= Given data =
━━━━━━━━━━━━━━━━━━━━

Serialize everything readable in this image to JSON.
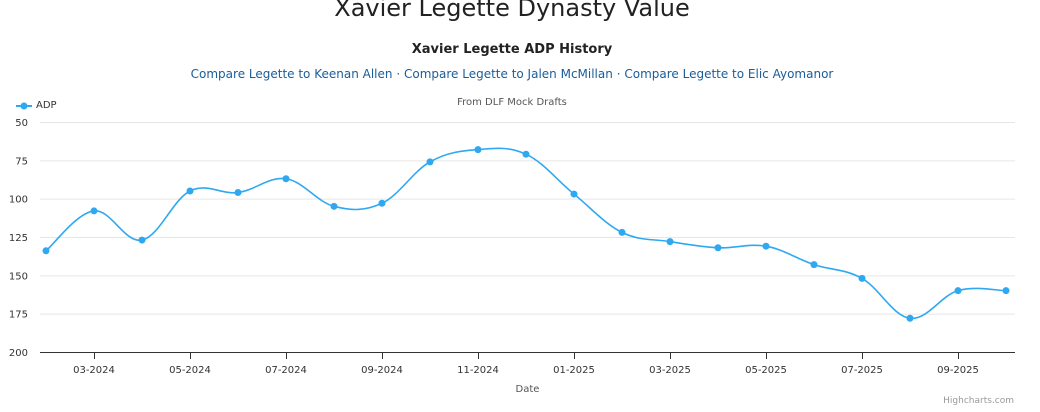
{
  "page": {
    "title": "Xavier Legette Dynasty Value",
    "links": [
      "Compare Legette to Keenan Allen",
      "Compare Legette to Jalen McMillan",
      "Compare Legette to Elic Ayomanor"
    ],
    "link_separator": "·",
    "credits": "Highcharts.com"
  },
  "colors": {
    "series": "#2fa8f2",
    "axis": "#333333",
    "grid": "#e6e6e6"
  },
  "chart_data": {
    "type": "line",
    "title": "Xavier Legette ADP History",
    "subtitle": "From DLF Mock Drafts",
    "xlabel": "Date",
    "ylabel": "",
    "legend_position": "top-left",
    "grid": true,
    "y_reversed": true,
    "ylim": [
      50,
      200
    ],
    "yticks": [
      50,
      75,
      100,
      125,
      150,
      175,
      200
    ],
    "xticks": [
      "03-2024",
      "05-2024",
      "07-2024",
      "09-2024",
      "11-2024",
      "01-2025",
      "03-2025",
      "05-2025",
      "07-2025",
      "09-2025"
    ],
    "series": [
      {
        "name": "ADP",
        "points": [
          {
            "x": "2024-02",
            "y": 134
          },
          {
            "x": "2024-03",
            "y": 108
          },
          {
            "x": "2024-04",
            "y": 127
          },
          {
            "x": "2024-05",
            "y": 95
          },
          {
            "x": "2024-06",
            "y": 96
          },
          {
            "x": "2024-07",
            "y": 87
          },
          {
            "x": "2024-08",
            "y": 105
          },
          {
            "x": "2024-09",
            "y": 103
          },
          {
            "x": "2024-10",
            "y": 76
          },
          {
            "x": "2024-11",
            "y": 68
          },
          {
            "x": "2024-12",
            "y": 71
          },
          {
            "x": "2025-01",
            "y": 97
          },
          {
            "x": "2025-02",
            "y": 122
          },
          {
            "x": "2025-03",
            "y": 128
          },
          {
            "x": "2025-04",
            "y": 132
          },
          {
            "x": "2025-05",
            "y": 131
          },
          {
            "x": "2025-06",
            "y": 143
          },
          {
            "x": "2025-07",
            "y": 152
          },
          {
            "x": "2025-08",
            "y": 178
          },
          {
            "x": "2025-09",
            "y": 160
          },
          {
            "x": "2025-10",
            "y": 160
          }
        ]
      }
    ]
  }
}
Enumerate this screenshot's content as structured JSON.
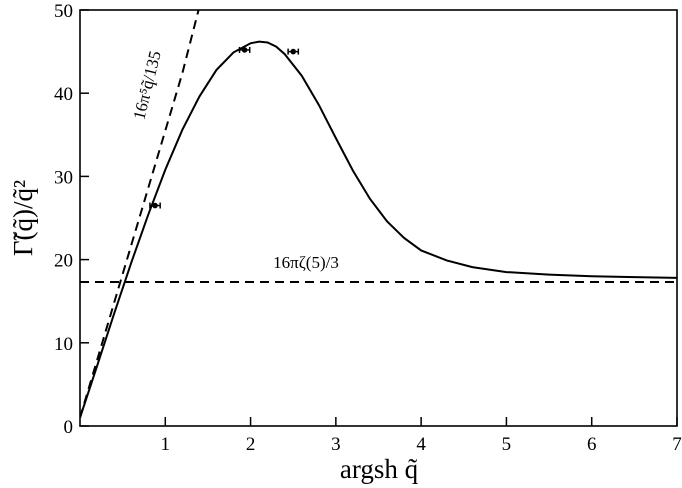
{
  "chart_data": {
    "type": "line",
    "title": "",
    "xlabel": "argsh q̃",
    "ylabel": "Γ̃(q̃)/q̃²",
    "xlim": [
      0,
      7
    ],
    "ylim": [
      0,
      50
    ],
    "x_ticks": [
      1,
      2,
      3,
      4,
      5,
      6,
      7
    ],
    "x_tick_labels": [
      "1",
      "2",
      "3",
      "4",
      "5",
      "6",
      "7"
    ],
    "y_ticks": [
      0,
      10,
      20,
      30,
      40,
      50
    ],
    "y_tick_labels": [
      "0",
      "10",
      "20",
      "30",
      "40",
      "50"
    ],
    "grid": false,
    "legend": "none",
    "series": [
      {
        "style": "solid",
        "x": [
          0.0,
          0.2,
          0.4,
          0.6,
          0.8,
          1.0,
          1.2,
          1.4,
          1.6,
          1.8,
          2.0,
          2.1,
          2.2,
          2.3,
          2.4,
          2.6,
          2.8,
          3.0,
          3.2,
          3.4,
          3.6,
          3.8,
          4.0,
          4.3,
          4.6,
          5.0,
          5.5,
          6.0,
          6.5,
          7.0
        ],
        "y": [
          1.0,
          7.2,
          13.5,
          19.6,
          25.4,
          30.8,
          35.6,
          39.6,
          42.8,
          44.9,
          46.0,
          46.2,
          46.1,
          45.6,
          44.7,
          42.1,
          38.6,
          34.6,
          30.7,
          27.3,
          24.6,
          22.6,
          21.1,
          19.9,
          19.1,
          18.5,
          18.2,
          18.0,
          17.9,
          17.8
        ]
      },
      {
        "style": "dashed",
        "x": [
          0.0,
          0.2,
          0.4,
          0.6,
          0.8,
          1.0,
          1.2,
          1.39
        ],
        "y": [
          1.0,
          7.9,
          14.8,
          21.7,
          28.6,
          35.5,
          42.4,
          50.0
        ]
      },
      {
        "style": "dashed",
        "x": [
          0.0,
          7.0
        ],
        "y": [
          17.3,
          17.3
        ]
      }
    ],
    "error_points": [
      {
        "x": 0.88,
        "y": 26.5,
        "xerr": 0.06
      },
      {
        "x": 1.93,
        "y": 45.2,
        "xerr": 0.06
      },
      {
        "x": 2.5,
        "y": 45.0,
        "xerr": 0.06
      }
    ],
    "annotations": [
      {
        "text": "16π⁵q̃/135",
        "x": 0.85,
        "y": 40.8,
        "rotation": -76
      },
      {
        "text": "16πζ(5)/3",
        "x": 2.65,
        "y": 19.0,
        "rotation": 0
      }
    ]
  }
}
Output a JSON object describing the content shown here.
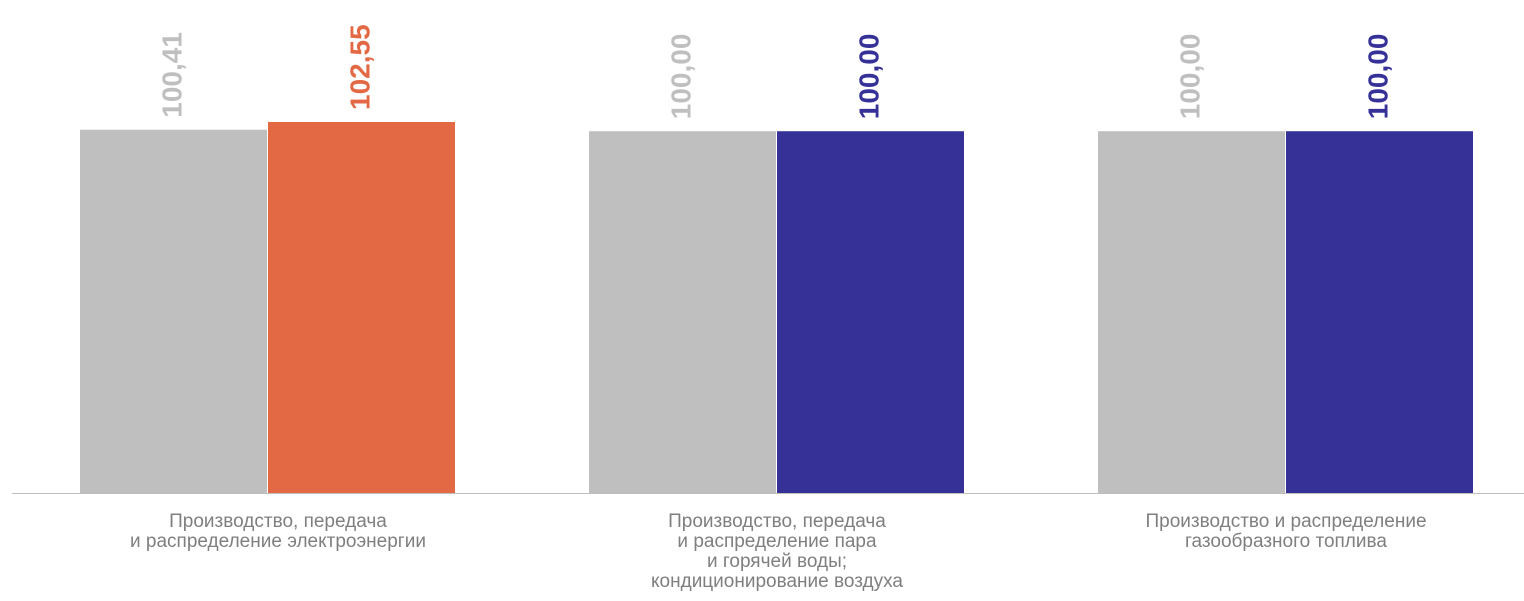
{
  "chart_data": {
    "type": "bar",
    "categories": [
      [
        "Производство, передача",
        "и распределение электроэнергии"
      ],
      [
        "Производство, передача",
        "и распределение пара",
        "и горячей воды;",
        "кондиционирование воздуха"
      ],
      [
        "Производство и распределение",
        "газообразного топлива"
      ]
    ],
    "series": [
      {
        "values": [
          100.41,
          100.0,
          100.0
        ],
        "labels": [
          "100,41",
          "100,00",
          "100,00"
        ],
        "color": "#bfbfbf",
        "label_color": "#bfbfbf"
      },
      {
        "values": [
          102.55,
          100.0,
          100.0
        ],
        "labels": [
          "102,55",
          "100,00",
          "100,00"
        ],
        "colors": [
          "#e36945",
          "#353197",
          "#353197"
        ],
        "label_colors": [
          "#e36945",
          "#353197",
          "#353197"
        ]
      }
    ],
    "ylim": [
      0,
      102.55
    ],
    "grid": false,
    "legend": "none"
  }
}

━━━━━━━━━━━━━━━━━━━━

Skip every picture and transcribe the data above exactly.

= Written reply =
Serialize everything readable in this image to JSON.
{
  "page": {
    "title": "Xavier Legette Dynasty Value",
    "links": [
      "Compare Legette to Keenan Allen",
      "Compare Legette to Jalen McMillan",
      "Compare Legette to Elic Ayomanor"
    ],
    "link_separator": "·",
    "credits": "Highcharts.com"
  },
  "colors": {
    "series": "#2fa8f2",
    "axis": "#333333",
    "grid": "#e6e6e6"
  },
  "chart_data": {
    "type": "line",
    "title": "Xavier Legette ADP History",
    "subtitle": "From DLF Mock Drafts",
    "xlabel": "Date",
    "ylabel": "",
    "legend_position": "top-left",
    "grid": true,
    "y_reversed": true,
    "ylim": [
      50,
      200
    ],
    "yticks": [
      50,
      75,
      100,
      125,
      150,
      175,
      200
    ],
    "xticks": [
      "03-2024",
      "05-2024",
      "07-2024",
      "09-2024",
      "11-2024",
      "01-2025",
      "03-2025",
      "05-2025",
      "07-2025",
      "09-2025"
    ],
    "series": [
      {
        "name": "ADP",
        "points": [
          {
            "x": "2024-02",
            "y": 134
          },
          {
            "x": "2024-03",
            "y": 108
          },
          {
            "x": "2024-04",
            "y": 127
          },
          {
            "x": "2024-05",
            "y": 95
          },
          {
            "x": "2024-06",
            "y": 96
          },
          {
            "x": "2024-07",
            "y": 87
          },
          {
            "x": "2024-08",
            "y": 105
          },
          {
            "x": "2024-09",
            "y": 103
          },
          {
            "x": "2024-10",
            "y": 76
          },
          {
            "x": "2024-11",
            "y": 68
          },
          {
            "x": "2024-12",
            "y": 71
          },
          {
            "x": "2025-01",
            "y": 97
          },
          {
            "x": "2025-02",
            "y": 122
          },
          {
            "x": "2025-03",
            "y": 128
          },
          {
            "x": "2025-04",
            "y": 132
          },
          {
            "x": "2025-05",
            "y": 131
          },
          {
            "x": "2025-06",
            "y": 143
          },
          {
            "x": "2025-07",
            "y": 152
          },
          {
            "x": "2025-08",
            "y": 178
          },
          {
            "x": "2025-09",
            "y": 160
          },
          {
            "x": "2025-10",
            "y": 160
          }
        ]
      }
    ]
  }
}
Enumerate this screenshot's content as structured JSON.
{
  "chart_data": {
    "type": "line",
    "title": "",
    "xlabel": "argsh q̃",
    "ylabel": "Γ̃(q̃)/q̃²",
    "xlim": [
      0,
      7
    ],
    "ylim": [
      0,
      50
    ],
    "x_ticks": [
      1,
      2,
      3,
      4,
      5,
      6,
      7
    ],
    "x_tick_labels": [
      "1",
      "2",
      "3",
      "4",
      "5",
      "6",
      "7"
    ],
    "y_ticks": [
      0,
      10,
      20,
      30,
      40,
      50
    ],
    "y_tick_labels": [
      "0",
      "10",
      "20",
      "30",
      "40",
      "50"
    ],
    "grid": false,
    "legend": "none",
    "series": [
      {
        "style": "solid",
        "x": [
          0.0,
          0.2,
          0.4,
          0.6,
          0.8,
          1.0,
          1.2,
          1.4,
          1.6,
          1.8,
          2.0,
          2.1,
          2.2,
          2.3,
          2.4,
          2.6,
          2.8,
          3.0,
          3.2,
          3.4,
          3.6,
          3.8,
          4.0,
          4.3,
          4.6,
          5.0,
          5.5,
          6.0,
          6.5,
          7.0
        ],
        "y": [
          1.0,
          7.2,
          13.5,
          19.6,
          25.4,
          30.8,
          35.6,
          39.6,
          42.8,
          44.9,
          46.0,
          46.2,
          46.1,
          45.6,
          44.7,
          42.1,
          38.6,
          34.6,
          30.7,
          27.3,
          24.6,
          22.6,
          21.1,
          19.9,
          19.1,
          18.5,
          18.2,
          18.0,
          17.9,
          17.8
        ]
      },
      {
        "style": "dashed",
        "x": [
          0.0,
          0.2,
          0.4,
          0.6,
          0.8,
          1.0,
          1.2,
          1.39
        ],
        "y": [
          1.0,
          7.9,
          14.8,
          21.7,
          28.6,
          35.5,
          42.4,
          50.0
        ]
      },
      {
        "style": "dashed",
        "x": [
          0.0,
          7.0
        ],
        "y": [
          17.3,
          17.3
        ]
      }
    ],
    "error_points": [
      {
        "x": 0.88,
        "y": 26.5,
        "xerr": 0.06
      },
      {
        "x": 1.93,
        "y": 45.2,
        "xerr": 0.06
      },
      {
        "x": 2.5,
        "y": 45.0,
        "xerr": 0.06
      }
    ],
    "annotations": [
      {
        "text": "16π⁵q̃/135",
        "x": 0.85,
        "y": 40.8,
        "rotation": -76
      },
      {
        "text": "16πζ(5)/3",
        "x": 2.65,
        "y": 19.0,
        "rotation": 0
      }
    ]
  }
}
Output a JSON object describing the content shown here.
{
  "chart_data": {
    "type": "bar",
    "categories": [
      [
        "Производство, передача",
        "и распределение электроэнергии"
      ],
      [
        "Производство, передача",
        "и распределение пара",
        "и горячей воды;",
        "кондиционирование воздуха"
      ],
      [
        "Производство и распределение",
        "газообразного топлива"
      ]
    ],
    "series": [
      {
        "values": [
          100.41,
          100.0,
          100.0
        ],
        "labels": [
          "100,41",
          "100,00",
          "100,00"
        ],
        "color": "#bfbfbf",
        "label_color": "#bfbfbf"
      },
      {
        "values": [
          102.55,
          100.0,
          100.0
        ],
        "labels": [
          "102,55",
          "100,00",
          "100,00"
        ],
        "colors": [
          "#e36945",
          "#353197",
          "#353197"
        ],
        "label_colors": [
          "#e36945",
          "#353197",
          "#353197"
        ]
      }
    ],
    "ylim": [
      0,
      102.55
    ],
    "grid": false,
    "legend": "none"
  }
}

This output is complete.